Stated goal:
Write out all of the data without omission, exactly as shown.

Record list:

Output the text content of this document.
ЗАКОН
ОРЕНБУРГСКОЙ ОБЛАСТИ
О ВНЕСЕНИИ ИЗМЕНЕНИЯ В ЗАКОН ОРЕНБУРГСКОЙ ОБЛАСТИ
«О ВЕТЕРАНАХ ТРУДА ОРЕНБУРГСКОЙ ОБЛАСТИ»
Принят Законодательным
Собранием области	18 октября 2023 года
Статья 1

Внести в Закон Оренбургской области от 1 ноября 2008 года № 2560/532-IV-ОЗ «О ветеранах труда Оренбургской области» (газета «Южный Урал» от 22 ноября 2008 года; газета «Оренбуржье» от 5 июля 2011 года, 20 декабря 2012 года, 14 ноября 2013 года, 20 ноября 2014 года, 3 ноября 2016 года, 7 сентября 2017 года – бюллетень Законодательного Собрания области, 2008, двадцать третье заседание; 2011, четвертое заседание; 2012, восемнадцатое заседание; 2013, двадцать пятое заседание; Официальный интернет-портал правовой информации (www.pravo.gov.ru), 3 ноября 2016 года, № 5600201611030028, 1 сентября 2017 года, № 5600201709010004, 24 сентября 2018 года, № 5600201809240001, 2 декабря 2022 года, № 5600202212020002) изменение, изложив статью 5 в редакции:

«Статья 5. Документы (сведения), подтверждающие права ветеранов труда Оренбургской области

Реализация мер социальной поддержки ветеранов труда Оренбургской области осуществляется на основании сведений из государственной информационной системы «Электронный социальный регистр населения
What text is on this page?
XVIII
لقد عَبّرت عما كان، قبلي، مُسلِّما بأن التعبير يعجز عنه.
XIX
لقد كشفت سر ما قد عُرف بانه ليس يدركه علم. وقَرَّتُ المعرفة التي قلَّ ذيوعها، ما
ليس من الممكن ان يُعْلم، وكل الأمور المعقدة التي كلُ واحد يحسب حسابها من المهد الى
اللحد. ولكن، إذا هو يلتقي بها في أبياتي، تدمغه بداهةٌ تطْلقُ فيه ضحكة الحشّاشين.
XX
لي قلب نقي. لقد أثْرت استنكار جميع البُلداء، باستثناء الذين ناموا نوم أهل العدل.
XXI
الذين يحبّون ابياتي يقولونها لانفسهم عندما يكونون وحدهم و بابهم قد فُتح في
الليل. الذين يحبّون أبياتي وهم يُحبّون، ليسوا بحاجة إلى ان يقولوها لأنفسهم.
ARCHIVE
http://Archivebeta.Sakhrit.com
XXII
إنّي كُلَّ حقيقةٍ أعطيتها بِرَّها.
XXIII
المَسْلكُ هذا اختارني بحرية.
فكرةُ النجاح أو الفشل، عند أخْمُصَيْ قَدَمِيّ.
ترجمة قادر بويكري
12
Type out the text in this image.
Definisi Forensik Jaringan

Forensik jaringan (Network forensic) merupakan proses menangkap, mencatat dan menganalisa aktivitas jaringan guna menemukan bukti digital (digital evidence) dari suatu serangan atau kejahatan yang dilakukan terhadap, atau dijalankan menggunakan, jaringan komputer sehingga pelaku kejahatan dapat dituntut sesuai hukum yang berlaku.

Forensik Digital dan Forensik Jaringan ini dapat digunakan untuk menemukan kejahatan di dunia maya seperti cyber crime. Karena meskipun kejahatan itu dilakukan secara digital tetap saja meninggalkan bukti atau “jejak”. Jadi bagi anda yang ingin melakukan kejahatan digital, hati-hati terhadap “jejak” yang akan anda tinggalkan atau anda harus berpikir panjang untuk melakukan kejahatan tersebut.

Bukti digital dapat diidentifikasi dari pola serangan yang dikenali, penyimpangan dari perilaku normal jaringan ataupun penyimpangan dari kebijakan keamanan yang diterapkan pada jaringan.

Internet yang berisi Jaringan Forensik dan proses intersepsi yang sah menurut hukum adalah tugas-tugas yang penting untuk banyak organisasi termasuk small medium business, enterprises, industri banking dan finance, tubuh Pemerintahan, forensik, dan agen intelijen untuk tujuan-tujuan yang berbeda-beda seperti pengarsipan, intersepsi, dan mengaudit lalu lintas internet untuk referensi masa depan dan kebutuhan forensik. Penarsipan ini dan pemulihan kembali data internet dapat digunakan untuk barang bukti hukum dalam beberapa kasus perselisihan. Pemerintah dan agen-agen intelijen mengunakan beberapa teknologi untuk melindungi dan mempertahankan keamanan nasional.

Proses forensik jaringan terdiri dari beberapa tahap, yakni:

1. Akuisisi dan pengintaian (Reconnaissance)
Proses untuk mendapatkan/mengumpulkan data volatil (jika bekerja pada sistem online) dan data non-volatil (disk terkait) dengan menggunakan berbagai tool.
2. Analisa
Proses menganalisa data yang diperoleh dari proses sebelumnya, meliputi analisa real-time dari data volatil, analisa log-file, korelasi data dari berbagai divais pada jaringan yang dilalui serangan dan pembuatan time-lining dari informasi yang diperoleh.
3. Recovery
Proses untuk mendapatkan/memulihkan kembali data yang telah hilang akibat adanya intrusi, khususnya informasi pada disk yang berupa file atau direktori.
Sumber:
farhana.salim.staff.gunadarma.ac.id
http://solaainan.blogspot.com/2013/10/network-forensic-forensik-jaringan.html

Result for this exercise:
Output the text content of this document.
ЗАКОН
ОРЕНБУРГСКОЙ ОБЛАСТИ
О ВНЕСЕНИИ ИЗМЕНЕНИЯ В ЗАКОН ОРЕНБУРГСКОЙ ОБЛАСТИ
«О ВЕТЕРАНАХ ТРУДА ОРЕНБУРГСКОЙ ОБЛАСТИ»
Принят Законодательным
Собранием области	18 октября 2023 года
Статья 1

Внести в Закон Оренбургской области от 1 ноября 2008 года № 2560/532-IV-ОЗ «О ветеранах труда Оренбургской области» (газета «Южный Урал» от 22 ноября 2008 года; газета «Оренбуржье» от 5 июля 2011 года, 20 декабря 2012 года, 14 ноября 2013 года, 20 ноября 2014 года, 3 ноября 2016 года, 7 сентября 2017 года – бюллетень Законодательного Собрания области, 2008, двадцать третье заседание; 2011, четвертое заседание; 2012, восемнадцатое заседание; 2013, двадцать пятое заседание; Официальный интернет-портал правовой информации (www.pravo.gov.ru), 3 ноября 2016 года, № 5600201611030028, 1 сентября 2017 года, № 5600201709010004, 24 сентября 2018 года, № 5600201809240001, 2 декабря 2022 года, № 5600202212020002) изменение, изложив статью 5 в редакции:

«Статья 5. Документы (сведения), подтверждающие права ветеранов труда Оренбургской области

Реализация мер социальной поддержки ветеранов труда Оренбургской области осуществляется на основании сведений из государственной информационной системы «Электронный социальный регистр населения
What text is on this page?
XVIII
لقد عَبّرت عما كان، قبلي، مُسلِّما بأن التعبير يعجز عنه.
XIX
لقد كشفت سر ما قد عُرف بانه ليس يدركه علم. وقَرَّتُ المعرفة التي قلَّ ذيوعها، ما
ليس من الممكن ان يُعْلم، وكل الأمور المعقدة التي كلُ واحد يحسب حسابها من المهد الى
اللحد. ولكن، إذا هو يلتقي بها في أبياتي، تدمغه بداهةٌ تطْلقُ فيه ضحكة الحشّاشين.
XX
لي قلب نقي. لقد أثْرت استنكار جميع البُلداء، باستثناء الذين ناموا نوم أهل العدل.
XXI
الذين يحبّون ابياتي يقولونها لانفسهم عندما يكونون وحدهم و بابهم قد فُتح في
الليل. الذين يحبّون أبياتي وهم يُحبّون، ليسوا بحاجة إلى ان يقولوها لأنفسهم.
ARCHIVE
http://Archivebeta.Sakhrit.com
XXII
إنّي كُلَّ حقيقةٍ أعطيتها بِرَّها.
XXIII
المَسْلكُ هذا اختارني بحرية.
فكرةُ النجاح أو الفشل، عند أخْمُصَيْ قَدَمِيّ.
ترجمة قادر بويكري
12
Type out the text in this image.
Definisi Forensik Jaringan

Forensik jaringan (Network forensic) merupakan proses menangkap, mencatat dan menganalisa aktivitas jaringan guna menemukan bukti digital (digital evidence) dari suatu serangan atau kejahatan yang dilakukan terhadap, atau dijalankan menggunakan, jaringan komputer sehingga pelaku kejahatan dapat dituntut sesuai hukum yang berlaku.

Forensik Digital dan Forensik Jaringan ini dapat digunakan untuk menemukan kejahatan di dunia maya seperti cyber crime. Karena meskipun kejahatan itu dilakukan secara digital tetap saja meninggalkan bukti atau “jejak”. Jadi bagi anda yang ingin melakukan kejahatan digital, hati-hati terhadap “jejak” yang akan anda tinggalkan atau anda harus berpikir panjang untuk melakukan kejahatan tersebut.

Bukti digital dapat diidentifikasi dari pola serangan yang dikenali, penyimpangan dari perilaku normal jaringan ataupun penyimpangan dari kebijakan keamanan yang diterapkan pada jaringan.

Internet yang berisi Jaringan Forensik dan proses intersepsi yang sah menurut hukum adalah tugas-tugas yang penting untuk banyak organisasi termasuk small medium business, enterprises, industri banking dan finance, tubuh Pemerintahan, forensik, dan agen intelijen untuk tujuan-tujuan yang berbeda-beda seperti pengarsipan, intersepsi, dan mengaudit lalu lintas internet untuk referensi masa depan dan kebutuhan forensik. Penarsipan ini dan pemulihan kembali data internet dapat digunakan untuk barang bukti hukum dalam beberapa kasus perselisihan. Pemerintah dan agen-agen intelijen mengunakan beberapa teknologi untuk melindungi dan mempertahankan keamanan nasional.

Proses forensik jaringan terdiri dari beberapa tahap, yakni:

1. Akuisisi dan pengintaian (Reconnaissance)
Proses untuk mendapatkan/mengumpulkan data volatil (jika bekerja pada sistem online) dan data non-volatil (disk terkait) dengan menggunakan berbagai tool.
2. Analisa
Proses menganalisa data yang diperoleh dari proses sebelumnya, meliputi analisa real-time dari data volatil, analisa log-file, korelasi data dari berbagai divais pada jaringan yang dilalui serangan dan pembuatan time-lining dari informasi yang diperoleh.
3. Recovery
Proses untuk mendapatkan/memulihkan kembali data yang telah hilang akibat adanya intrusi, khususnya informasi pada disk yang berupa file atau direktori.
Sumber:
farhana.salim.staff.gunadarma.ac.id
http://solaainan.blogspot.com/2013/10/network-forensic-forensik-jaringan.html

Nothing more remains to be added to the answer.